> **Stated task**
In the material below, the lines containing the word "uzyskujemy" are required; copy each of them.

#####

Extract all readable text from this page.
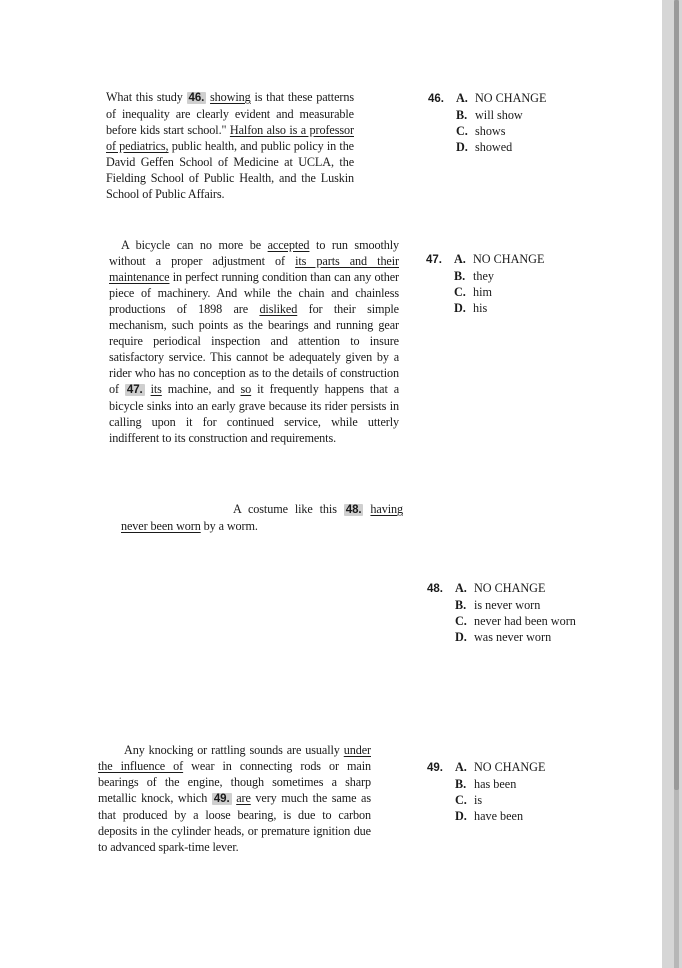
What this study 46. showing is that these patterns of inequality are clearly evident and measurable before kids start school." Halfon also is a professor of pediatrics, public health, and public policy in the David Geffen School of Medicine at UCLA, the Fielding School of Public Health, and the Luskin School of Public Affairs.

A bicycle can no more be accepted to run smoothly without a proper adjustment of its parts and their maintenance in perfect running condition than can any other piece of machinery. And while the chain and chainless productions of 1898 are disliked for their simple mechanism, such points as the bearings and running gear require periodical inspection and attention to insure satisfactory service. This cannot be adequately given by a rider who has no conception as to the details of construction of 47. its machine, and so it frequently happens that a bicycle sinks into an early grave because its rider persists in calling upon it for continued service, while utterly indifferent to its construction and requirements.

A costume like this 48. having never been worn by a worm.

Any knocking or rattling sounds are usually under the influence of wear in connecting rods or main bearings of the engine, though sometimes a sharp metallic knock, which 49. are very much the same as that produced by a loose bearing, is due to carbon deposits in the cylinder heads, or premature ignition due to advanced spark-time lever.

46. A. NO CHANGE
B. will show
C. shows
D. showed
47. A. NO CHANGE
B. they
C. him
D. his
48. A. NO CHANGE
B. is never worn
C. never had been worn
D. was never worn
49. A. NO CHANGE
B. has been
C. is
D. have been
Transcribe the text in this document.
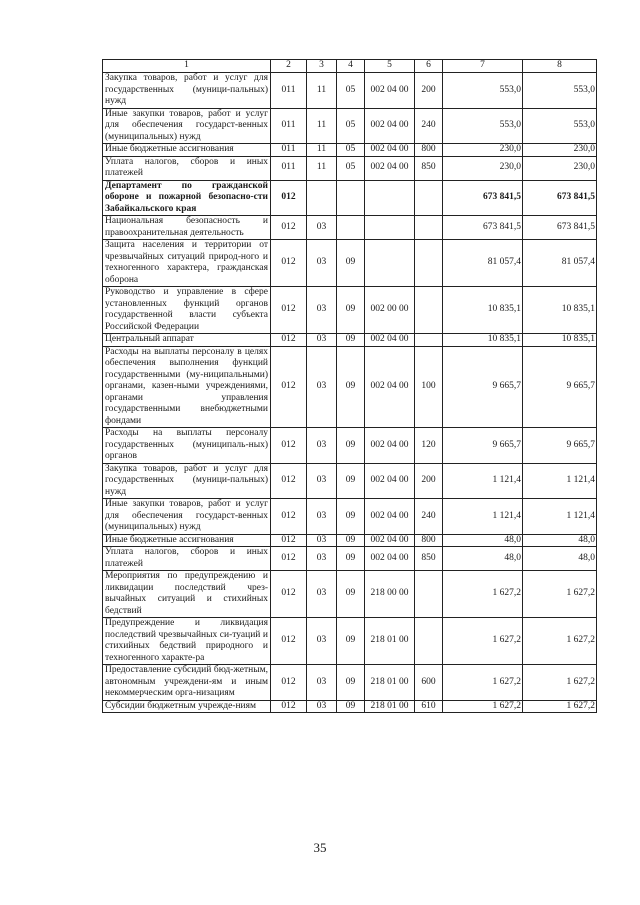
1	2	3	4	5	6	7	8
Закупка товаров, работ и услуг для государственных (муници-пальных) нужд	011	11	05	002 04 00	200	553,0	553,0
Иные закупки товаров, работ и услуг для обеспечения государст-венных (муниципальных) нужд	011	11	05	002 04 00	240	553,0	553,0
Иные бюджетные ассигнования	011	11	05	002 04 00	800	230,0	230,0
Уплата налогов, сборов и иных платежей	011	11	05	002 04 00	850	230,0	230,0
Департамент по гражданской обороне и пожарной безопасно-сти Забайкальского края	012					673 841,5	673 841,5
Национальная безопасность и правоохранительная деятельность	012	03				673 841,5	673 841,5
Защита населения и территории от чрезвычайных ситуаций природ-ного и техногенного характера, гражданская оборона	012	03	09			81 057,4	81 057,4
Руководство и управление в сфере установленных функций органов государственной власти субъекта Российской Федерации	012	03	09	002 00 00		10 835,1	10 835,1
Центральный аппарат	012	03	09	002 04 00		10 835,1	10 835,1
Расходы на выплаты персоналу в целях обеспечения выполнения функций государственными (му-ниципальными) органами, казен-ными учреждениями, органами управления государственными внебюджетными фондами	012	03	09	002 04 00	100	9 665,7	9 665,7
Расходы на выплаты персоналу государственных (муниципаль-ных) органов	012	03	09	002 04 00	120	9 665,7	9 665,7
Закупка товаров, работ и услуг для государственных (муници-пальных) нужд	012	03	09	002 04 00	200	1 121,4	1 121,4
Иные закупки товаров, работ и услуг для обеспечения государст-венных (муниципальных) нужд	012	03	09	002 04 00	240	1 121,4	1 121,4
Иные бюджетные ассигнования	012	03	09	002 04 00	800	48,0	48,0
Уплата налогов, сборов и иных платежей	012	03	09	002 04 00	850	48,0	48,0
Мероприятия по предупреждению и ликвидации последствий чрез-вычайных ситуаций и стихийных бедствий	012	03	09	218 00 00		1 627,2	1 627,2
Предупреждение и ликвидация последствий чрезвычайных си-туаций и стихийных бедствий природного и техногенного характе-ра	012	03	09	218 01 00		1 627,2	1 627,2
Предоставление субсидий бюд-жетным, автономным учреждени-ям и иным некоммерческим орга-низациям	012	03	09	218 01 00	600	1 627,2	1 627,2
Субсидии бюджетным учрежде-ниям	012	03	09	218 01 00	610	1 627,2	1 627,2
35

#####

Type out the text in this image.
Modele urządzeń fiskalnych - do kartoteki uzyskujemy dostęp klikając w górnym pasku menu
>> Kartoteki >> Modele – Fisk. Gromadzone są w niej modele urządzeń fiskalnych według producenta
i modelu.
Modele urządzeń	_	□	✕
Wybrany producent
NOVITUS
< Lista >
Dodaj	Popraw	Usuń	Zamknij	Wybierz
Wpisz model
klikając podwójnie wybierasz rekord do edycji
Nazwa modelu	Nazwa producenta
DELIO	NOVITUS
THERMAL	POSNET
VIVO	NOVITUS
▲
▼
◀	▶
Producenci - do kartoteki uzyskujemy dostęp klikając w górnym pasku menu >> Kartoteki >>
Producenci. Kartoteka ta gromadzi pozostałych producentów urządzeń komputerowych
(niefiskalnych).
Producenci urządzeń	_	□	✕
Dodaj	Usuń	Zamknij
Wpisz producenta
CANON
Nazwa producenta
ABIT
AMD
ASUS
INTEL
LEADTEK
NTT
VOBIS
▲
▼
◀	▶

#####

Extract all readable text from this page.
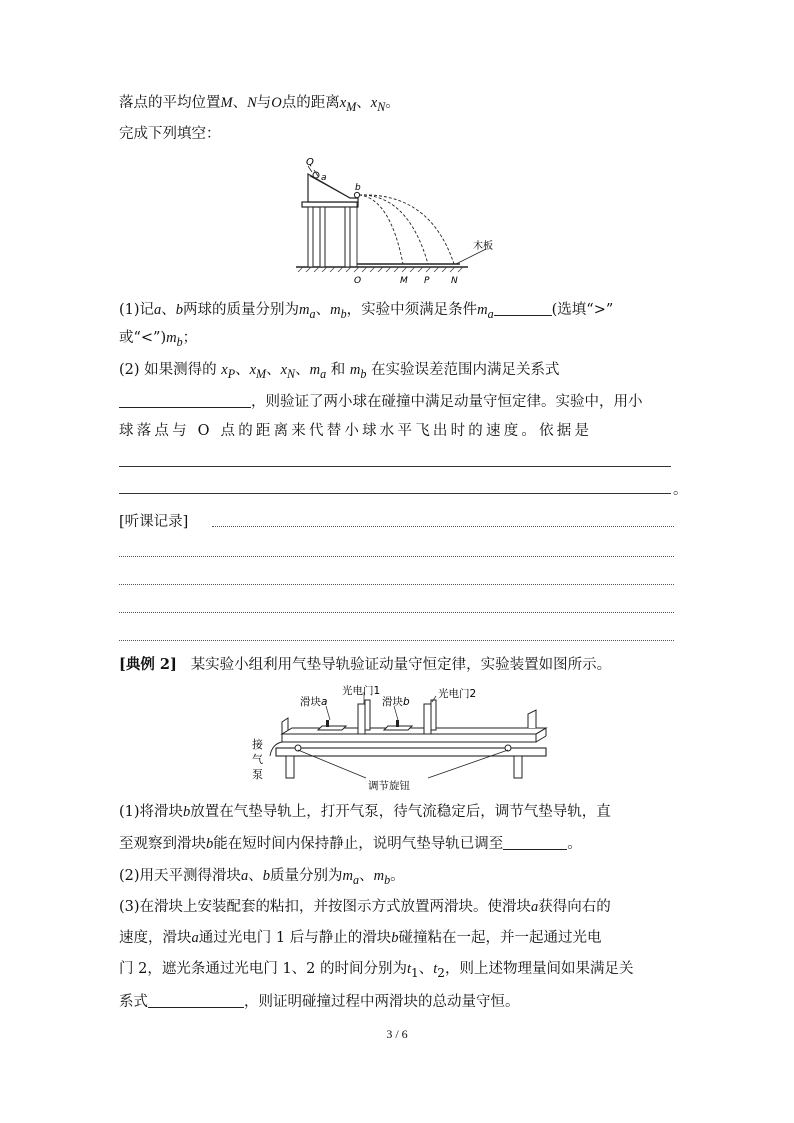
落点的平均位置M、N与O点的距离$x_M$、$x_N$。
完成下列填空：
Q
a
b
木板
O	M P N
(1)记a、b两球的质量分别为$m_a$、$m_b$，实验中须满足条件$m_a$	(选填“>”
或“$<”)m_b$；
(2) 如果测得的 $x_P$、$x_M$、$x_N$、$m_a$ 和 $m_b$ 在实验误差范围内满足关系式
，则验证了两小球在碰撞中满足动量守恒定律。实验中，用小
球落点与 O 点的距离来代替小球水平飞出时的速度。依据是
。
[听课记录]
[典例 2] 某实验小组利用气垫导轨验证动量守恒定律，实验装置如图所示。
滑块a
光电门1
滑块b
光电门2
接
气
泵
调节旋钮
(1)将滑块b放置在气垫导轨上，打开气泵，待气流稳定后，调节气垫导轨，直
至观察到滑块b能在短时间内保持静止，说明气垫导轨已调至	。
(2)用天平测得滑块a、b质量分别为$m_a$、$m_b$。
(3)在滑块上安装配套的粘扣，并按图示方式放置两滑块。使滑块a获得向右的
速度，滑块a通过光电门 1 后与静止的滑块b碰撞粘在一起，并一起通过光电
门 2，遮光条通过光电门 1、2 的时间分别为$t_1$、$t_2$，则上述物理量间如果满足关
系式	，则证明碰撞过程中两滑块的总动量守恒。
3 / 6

#####

> **Response to this exercise**
Modele urządzeń fiskalnych - do kartoteki uzyskujemy dostęp klikając w górnym pasku menu
Producenci - do kartoteki uzyskujemy dostęp klikając w górnym pasku menu >> Kartoteki >>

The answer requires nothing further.